What you are asked to do: Copy every line of the records below that holds the word "Output".

--- START Source material ---

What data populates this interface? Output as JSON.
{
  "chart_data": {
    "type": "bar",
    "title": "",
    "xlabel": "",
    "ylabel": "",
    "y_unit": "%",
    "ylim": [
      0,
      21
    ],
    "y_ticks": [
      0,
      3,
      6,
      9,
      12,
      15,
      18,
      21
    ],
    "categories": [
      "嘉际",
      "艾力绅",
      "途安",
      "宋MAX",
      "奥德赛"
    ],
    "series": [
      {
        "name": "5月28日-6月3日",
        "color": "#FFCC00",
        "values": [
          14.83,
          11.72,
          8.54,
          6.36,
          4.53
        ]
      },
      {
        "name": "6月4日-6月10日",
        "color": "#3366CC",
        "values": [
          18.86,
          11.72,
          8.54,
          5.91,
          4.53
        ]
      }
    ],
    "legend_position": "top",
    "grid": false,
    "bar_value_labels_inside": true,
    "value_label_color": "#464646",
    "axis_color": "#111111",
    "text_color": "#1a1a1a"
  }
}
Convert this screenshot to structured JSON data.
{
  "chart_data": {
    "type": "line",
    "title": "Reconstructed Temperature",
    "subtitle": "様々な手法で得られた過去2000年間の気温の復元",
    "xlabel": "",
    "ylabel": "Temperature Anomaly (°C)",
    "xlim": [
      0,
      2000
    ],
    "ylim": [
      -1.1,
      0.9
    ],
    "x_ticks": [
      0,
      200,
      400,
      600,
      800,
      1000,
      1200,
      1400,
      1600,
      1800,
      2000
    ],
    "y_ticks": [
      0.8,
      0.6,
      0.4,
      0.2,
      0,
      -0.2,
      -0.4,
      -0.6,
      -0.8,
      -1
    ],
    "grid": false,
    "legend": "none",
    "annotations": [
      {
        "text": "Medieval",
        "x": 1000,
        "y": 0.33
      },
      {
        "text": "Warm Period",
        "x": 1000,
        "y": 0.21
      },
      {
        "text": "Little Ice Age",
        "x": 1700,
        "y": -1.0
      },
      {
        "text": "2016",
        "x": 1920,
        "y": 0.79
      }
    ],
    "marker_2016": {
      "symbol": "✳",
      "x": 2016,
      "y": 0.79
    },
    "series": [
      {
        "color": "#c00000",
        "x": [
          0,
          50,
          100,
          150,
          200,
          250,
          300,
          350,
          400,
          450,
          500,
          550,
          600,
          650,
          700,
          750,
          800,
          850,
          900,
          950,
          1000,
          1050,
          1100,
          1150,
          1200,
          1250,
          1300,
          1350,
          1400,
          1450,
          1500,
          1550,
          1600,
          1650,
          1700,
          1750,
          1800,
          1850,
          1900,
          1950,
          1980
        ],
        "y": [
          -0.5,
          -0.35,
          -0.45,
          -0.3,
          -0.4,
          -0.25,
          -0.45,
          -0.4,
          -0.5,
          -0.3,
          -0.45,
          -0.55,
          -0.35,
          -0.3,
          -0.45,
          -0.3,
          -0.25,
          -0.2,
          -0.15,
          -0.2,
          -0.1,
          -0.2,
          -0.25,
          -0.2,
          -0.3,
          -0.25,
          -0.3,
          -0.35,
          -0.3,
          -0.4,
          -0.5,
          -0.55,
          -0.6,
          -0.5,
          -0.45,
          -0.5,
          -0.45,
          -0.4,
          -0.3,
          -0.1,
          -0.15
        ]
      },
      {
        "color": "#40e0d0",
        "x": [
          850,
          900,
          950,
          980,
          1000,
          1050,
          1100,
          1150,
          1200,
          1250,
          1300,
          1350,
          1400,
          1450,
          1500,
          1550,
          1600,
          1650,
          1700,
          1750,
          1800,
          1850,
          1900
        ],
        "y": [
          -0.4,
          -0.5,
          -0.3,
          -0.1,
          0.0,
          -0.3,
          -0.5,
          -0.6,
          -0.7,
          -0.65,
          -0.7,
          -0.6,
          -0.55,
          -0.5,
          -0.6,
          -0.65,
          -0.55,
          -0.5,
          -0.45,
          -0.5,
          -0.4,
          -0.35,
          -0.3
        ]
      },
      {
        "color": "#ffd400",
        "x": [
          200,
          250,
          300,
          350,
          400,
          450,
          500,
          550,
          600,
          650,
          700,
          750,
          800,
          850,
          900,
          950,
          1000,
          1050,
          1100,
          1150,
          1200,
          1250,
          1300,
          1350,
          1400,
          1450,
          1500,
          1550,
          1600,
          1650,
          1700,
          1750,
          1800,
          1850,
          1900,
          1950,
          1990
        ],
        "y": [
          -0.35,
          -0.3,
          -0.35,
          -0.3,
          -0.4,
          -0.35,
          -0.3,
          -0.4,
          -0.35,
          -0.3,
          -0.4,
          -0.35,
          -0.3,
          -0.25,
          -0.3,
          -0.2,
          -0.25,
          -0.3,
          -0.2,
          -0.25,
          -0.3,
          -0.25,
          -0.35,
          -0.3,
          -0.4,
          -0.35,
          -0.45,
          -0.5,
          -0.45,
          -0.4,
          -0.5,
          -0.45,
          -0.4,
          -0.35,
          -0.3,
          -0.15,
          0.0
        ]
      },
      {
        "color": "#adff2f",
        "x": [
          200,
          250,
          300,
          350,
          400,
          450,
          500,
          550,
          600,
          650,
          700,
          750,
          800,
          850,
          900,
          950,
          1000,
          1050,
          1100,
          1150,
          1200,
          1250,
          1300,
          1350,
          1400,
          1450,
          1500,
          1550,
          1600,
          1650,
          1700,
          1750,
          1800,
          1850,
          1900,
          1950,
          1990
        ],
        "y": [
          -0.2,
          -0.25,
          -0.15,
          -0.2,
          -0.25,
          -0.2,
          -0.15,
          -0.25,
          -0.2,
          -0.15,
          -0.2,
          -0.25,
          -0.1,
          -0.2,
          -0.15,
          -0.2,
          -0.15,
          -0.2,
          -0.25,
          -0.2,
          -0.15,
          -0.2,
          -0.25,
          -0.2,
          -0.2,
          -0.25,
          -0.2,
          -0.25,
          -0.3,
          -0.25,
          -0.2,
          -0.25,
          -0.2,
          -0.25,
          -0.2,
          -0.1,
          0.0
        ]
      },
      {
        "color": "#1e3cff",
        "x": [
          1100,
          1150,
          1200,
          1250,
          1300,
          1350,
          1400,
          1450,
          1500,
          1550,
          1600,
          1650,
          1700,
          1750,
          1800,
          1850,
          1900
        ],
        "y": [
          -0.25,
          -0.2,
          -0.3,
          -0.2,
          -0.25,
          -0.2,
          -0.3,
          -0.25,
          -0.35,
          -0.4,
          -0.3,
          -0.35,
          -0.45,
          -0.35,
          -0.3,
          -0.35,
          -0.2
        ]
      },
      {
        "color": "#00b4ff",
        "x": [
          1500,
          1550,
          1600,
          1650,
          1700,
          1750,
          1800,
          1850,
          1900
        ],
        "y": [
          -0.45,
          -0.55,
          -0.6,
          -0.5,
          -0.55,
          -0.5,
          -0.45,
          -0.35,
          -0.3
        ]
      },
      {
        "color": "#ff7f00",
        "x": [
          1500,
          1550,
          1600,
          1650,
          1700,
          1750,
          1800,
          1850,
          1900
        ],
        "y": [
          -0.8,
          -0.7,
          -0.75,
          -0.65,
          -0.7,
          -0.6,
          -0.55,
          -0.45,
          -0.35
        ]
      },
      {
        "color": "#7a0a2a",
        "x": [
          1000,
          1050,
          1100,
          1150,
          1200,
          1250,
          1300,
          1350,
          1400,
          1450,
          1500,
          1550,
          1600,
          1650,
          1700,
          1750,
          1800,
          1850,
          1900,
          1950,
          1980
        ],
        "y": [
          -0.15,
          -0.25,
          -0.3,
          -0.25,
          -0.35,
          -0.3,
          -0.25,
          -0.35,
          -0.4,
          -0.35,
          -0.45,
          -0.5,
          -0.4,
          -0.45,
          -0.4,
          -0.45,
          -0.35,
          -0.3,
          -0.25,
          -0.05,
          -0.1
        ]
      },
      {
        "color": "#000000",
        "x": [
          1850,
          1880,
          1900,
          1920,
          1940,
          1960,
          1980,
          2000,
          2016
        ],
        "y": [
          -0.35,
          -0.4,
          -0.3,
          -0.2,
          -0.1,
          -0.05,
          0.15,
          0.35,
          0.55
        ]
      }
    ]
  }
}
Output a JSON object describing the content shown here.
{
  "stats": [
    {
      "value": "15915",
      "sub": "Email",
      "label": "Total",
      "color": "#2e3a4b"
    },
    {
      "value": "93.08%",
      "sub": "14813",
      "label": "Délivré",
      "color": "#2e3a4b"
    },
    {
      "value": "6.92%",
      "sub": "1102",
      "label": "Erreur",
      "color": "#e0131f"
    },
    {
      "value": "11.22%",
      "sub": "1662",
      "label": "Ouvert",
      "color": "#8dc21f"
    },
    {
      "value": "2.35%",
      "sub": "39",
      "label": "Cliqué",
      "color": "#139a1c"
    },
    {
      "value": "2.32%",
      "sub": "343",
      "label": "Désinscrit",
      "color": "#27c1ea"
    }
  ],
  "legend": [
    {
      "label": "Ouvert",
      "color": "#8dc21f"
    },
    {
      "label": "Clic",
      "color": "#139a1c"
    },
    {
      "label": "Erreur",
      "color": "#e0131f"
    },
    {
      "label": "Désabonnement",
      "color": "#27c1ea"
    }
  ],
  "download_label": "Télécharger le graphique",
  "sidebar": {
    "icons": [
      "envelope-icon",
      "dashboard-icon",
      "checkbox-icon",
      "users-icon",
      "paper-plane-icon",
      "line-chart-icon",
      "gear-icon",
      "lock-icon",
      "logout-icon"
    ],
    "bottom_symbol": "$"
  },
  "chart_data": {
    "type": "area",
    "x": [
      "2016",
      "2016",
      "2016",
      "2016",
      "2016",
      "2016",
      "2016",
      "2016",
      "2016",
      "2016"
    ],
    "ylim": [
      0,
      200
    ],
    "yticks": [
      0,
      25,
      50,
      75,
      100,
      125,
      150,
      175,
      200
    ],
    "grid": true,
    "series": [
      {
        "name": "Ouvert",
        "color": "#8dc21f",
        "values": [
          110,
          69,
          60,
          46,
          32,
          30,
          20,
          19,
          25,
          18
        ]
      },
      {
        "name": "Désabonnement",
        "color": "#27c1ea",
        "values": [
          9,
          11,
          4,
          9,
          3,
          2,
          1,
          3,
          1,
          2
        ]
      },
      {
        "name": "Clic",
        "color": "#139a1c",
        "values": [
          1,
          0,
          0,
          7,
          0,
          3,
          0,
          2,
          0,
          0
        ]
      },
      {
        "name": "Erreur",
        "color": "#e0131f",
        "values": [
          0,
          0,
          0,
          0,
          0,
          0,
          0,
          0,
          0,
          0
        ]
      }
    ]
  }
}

--- END Source material ---

The result:
What data populates this interface? Output as JSON.
Output a JSON object describing the content shown here.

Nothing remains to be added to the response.